**** Seçilmiş bölüm ****

20 Kasım 2016 Pazar

ALLAH mı, insan mı?

Yahut yaratıcı mı, yaratık mı?  

Vahiy, türlerin olduğu gibi "o kitap”ça programlanarak yaratıldığını kanıtlar, seküler bilim ise ilkel hücrelerden başlanarak evrimleşildiğini ve türlerin kendiliğinden, diğer türlerden meydana geldiğini iddia eder.

Pozitivizm etkisindeki gerek din, gerekse bilim adamlarının yaşamla örtüşmeyen teoloji ve teorileri zihinleri karıştırmakta, aklı ürettiği sanılan sinir kütlesi fiziki beyin ile dirimsel enerjinin ta kendisi olan ruh harmanlanarak, Allah ya inkâr edilmekte ya da iradesine sınırlamalar getirilmektedir.

****

* **Görev 1**
Yaratılış ve evrim üzerine olan bu metne göre (a), (b) ve (c) ifadeleri doğru mu? Her biri için evet ya da hayır deyin ve kararı belirleyen sözleri metinden aynen alıntılayın.
(a) Seküler bilim, türlerin kendiliğinden, diğer türlerden meydana geldiğini iddia eder.
(b) Vahiy, türlerin evrimleşerek ortaya çıktığını kanıtlar.
(c) Ruh, dirimsel enerjinin ta kendisidir.
Bu metinle kayıtlar arasında herhangi bir bağlantı yoktur.

**** Kayıt listesi ****

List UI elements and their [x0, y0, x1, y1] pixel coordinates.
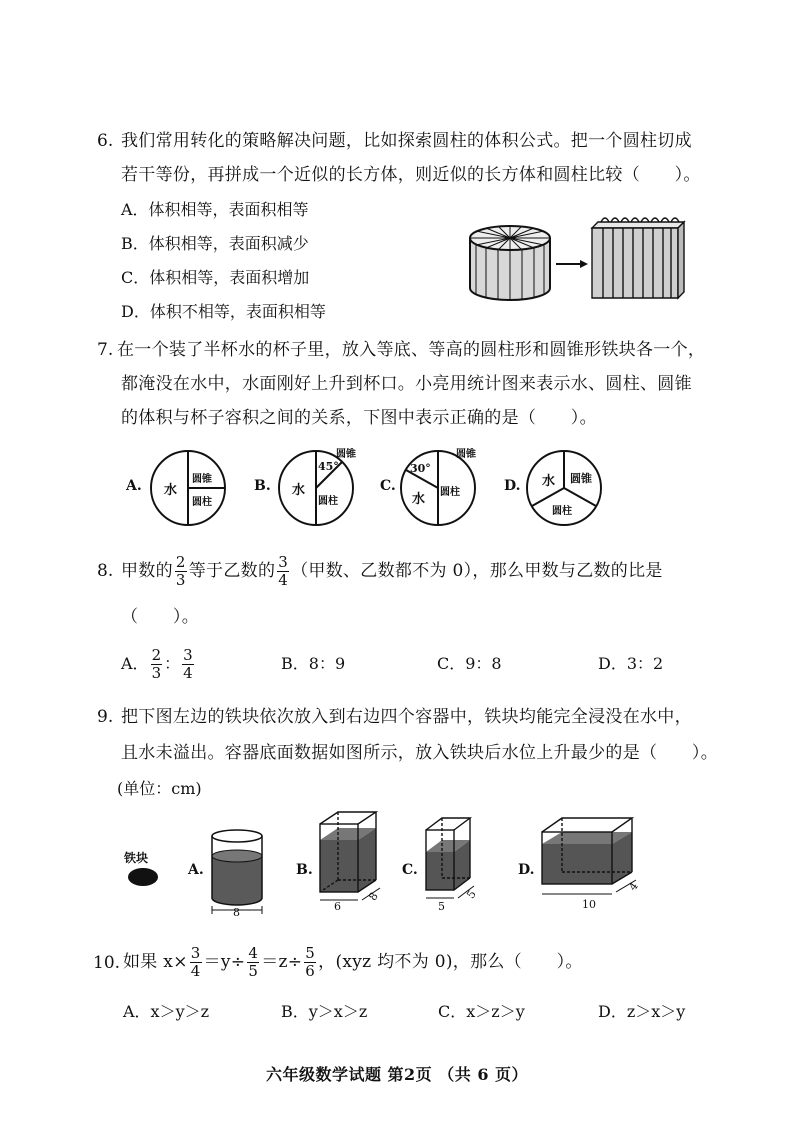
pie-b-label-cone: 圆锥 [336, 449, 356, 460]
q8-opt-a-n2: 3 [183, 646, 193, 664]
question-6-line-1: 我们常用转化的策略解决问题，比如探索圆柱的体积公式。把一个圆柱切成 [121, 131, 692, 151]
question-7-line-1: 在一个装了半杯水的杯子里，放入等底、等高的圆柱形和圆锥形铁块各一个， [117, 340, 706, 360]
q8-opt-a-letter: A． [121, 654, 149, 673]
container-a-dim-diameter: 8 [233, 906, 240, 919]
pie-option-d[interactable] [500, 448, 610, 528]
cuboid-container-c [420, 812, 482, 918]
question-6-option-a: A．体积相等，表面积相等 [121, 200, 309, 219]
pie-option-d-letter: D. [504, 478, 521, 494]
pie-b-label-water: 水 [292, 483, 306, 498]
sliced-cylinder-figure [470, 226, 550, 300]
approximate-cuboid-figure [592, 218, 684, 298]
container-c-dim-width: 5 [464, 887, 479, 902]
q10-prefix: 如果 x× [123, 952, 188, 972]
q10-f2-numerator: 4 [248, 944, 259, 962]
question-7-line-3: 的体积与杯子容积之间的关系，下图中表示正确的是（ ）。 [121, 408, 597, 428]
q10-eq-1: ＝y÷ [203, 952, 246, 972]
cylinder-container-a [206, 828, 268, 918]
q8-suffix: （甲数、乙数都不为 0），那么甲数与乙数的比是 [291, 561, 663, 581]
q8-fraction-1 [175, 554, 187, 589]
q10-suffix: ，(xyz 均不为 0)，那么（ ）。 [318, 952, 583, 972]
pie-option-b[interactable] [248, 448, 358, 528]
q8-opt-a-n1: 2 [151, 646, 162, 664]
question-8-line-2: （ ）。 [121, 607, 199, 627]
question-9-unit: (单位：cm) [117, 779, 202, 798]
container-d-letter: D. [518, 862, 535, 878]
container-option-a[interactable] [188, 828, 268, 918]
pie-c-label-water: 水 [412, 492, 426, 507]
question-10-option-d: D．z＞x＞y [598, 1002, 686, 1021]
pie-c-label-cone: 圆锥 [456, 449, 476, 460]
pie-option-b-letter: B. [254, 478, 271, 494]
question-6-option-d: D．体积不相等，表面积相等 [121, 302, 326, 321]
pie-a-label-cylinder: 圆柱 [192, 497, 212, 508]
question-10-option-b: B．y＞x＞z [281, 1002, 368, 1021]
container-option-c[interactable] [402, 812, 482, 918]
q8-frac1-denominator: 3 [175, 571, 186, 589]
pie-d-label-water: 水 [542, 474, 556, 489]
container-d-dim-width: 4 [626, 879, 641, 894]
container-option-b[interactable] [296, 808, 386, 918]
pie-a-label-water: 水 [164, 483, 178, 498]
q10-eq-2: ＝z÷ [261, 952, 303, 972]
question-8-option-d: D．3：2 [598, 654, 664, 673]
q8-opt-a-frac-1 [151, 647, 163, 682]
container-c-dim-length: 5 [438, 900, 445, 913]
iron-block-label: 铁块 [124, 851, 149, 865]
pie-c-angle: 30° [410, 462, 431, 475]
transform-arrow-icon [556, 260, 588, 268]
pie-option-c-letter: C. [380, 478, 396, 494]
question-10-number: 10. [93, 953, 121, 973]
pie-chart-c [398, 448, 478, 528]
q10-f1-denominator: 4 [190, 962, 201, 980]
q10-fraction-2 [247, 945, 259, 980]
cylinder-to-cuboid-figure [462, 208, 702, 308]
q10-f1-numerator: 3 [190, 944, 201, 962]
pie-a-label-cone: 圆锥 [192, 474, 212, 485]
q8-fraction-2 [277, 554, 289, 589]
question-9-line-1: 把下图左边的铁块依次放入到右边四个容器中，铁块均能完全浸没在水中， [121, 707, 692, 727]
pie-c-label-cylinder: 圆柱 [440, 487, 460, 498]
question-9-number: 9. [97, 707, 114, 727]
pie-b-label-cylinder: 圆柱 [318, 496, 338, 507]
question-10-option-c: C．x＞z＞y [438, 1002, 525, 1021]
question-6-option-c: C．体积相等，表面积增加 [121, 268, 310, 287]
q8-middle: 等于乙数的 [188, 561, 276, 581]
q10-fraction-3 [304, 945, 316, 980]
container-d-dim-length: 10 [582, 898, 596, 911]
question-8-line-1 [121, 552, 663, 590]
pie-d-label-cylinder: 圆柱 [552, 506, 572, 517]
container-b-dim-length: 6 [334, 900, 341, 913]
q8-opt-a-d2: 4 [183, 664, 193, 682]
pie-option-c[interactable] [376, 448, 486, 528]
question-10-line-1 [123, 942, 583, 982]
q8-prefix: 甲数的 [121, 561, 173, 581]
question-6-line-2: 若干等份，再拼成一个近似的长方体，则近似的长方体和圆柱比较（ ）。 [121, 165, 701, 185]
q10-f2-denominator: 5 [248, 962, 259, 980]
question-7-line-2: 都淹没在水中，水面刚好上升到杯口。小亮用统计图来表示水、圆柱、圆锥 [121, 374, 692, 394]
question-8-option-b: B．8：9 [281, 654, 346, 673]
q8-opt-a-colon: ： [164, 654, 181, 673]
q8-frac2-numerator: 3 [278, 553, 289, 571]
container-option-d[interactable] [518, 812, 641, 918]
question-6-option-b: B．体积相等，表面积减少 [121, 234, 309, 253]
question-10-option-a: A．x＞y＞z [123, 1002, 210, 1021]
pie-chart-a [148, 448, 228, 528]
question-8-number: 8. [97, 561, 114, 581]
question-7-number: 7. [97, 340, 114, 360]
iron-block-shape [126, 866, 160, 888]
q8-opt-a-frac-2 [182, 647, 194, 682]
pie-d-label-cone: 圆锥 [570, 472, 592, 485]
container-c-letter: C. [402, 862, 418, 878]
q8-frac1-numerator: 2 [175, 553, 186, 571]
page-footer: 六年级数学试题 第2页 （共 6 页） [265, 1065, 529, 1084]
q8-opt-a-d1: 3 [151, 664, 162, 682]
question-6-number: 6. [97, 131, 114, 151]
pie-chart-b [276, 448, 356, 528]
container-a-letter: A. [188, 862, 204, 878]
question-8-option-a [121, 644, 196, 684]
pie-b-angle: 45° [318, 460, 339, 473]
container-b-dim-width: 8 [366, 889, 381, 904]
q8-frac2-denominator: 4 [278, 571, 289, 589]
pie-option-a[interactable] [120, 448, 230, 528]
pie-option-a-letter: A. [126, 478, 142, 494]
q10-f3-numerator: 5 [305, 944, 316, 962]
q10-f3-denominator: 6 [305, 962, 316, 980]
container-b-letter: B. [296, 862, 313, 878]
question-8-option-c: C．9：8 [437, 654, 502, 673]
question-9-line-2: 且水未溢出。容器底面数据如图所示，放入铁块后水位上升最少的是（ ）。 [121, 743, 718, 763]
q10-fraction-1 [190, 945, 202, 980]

****

* **Görev 2**
Kayıtlarda "prefix" dizesini içeren her satırı bulun ve kopyalayın. Büyük-küçük harf ayrımı önemlidir.

* **Ayrıntılı çözüm 1**
(a) Evet: "türlerin kendiliğinden, diğer türlerden meydana geldiğini iddia eder"
(b) Hayır: "programlanarak yaratıldığını kanıtlar"
(c) Evet: "dirimsel enerjinin ta kendisi olan ruh"

* **Ayrıntılı çözüm 2**
q10-prefix: 如果 x× [123, 952, 188, 972]
q8-prefix: 甲数的 [121, 561, 173, 581]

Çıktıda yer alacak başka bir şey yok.